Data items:
--------------------------------------------------

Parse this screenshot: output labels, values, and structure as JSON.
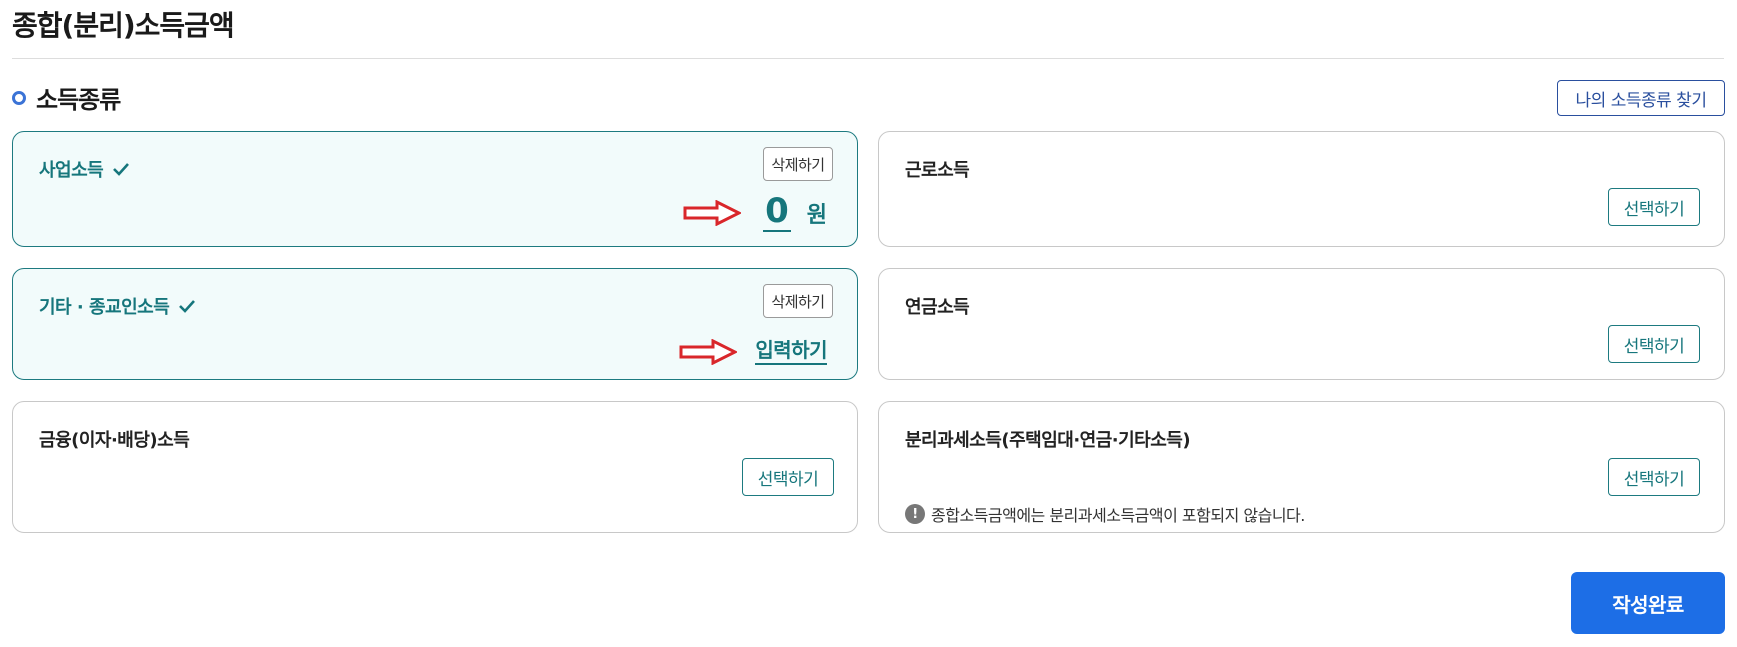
{
  "page": {
    "title": "종합(분리)소득금액"
  },
  "section": {
    "title": "소득종류",
    "find_button": "나의 소득종류 찾기"
  },
  "cards": {
    "business": {
      "label": "사업소득",
      "delete_label": "삭제하기",
      "amount": "0",
      "unit": "원"
    },
    "other_religious": {
      "label": "기타 · 종교인소득",
      "delete_label": "삭제하기",
      "input_label": "입력하기"
    },
    "financial": {
      "label": "금융(이자·배당)소득",
      "select_label": "선택하기"
    },
    "wage": {
      "label": "근로소득",
      "select_label": "선택하기"
    },
    "pension": {
      "label": "연금소득",
      "select_label": "선택하기"
    },
    "separate_tax": {
      "label": "분리과세소득(주택임대·연금·기타소득)",
      "select_label": "선택하기",
      "notice": "종합소득금액에는 분리과세소득금액이 포함되지 않습니다."
    }
  },
  "footer": {
    "complete_label": "작성완료"
  },
  "colors": {
    "accent": "#16767c",
    "primary_button": "#1d6ee6",
    "arrow": "#d9262a",
    "bullet": "#3b73d6"
  }
}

--------------------------------------------------

Do this:
Restate every record exactly, please; do not copy the pictures.

The output:
Parse this screenshot: output labels, values, and structure as JSON.
{
  "page": {
    "title": "종합(분리)소득금액"
  },
  "section": {
    "title": "소득종류",
    "find_button": "나의 소득종류 찾기"
  },
  "cards": {
    "business": {
      "label": "사업소득",
      "delete_label": "삭제하기",
      "amount": "0",
      "unit": "원"
    },
    "other_religious": {
      "label": "기타 · 종교인소득",
      "delete_label": "삭제하기",
      "input_label": "입력하기"
    },
    "financial": {
      "label": "금융(이자·배당)소득",
      "select_label": "선택하기"
    },
    "wage": {
      "label": "근로소득",
      "select_label": "선택하기"
    },
    "pension": {
      "label": "연금소득",
      "select_label": "선택하기"
    },
    "separate_tax": {
      "label": "분리과세소득(주택임대·연금·기타소득)",
      "select_label": "선택하기",
      "notice": "종합소득금액에는 분리과세소득금액이 포함되지 않습니다."
    }
  },
  "footer": {
    "complete_label": "작성완료"
  },
  "colors": {
    "accent": "#16767c",
    "primary_button": "#1d6ee6",
    "arrow": "#d9262a",
    "bullet": "#3b73d6"
  }
}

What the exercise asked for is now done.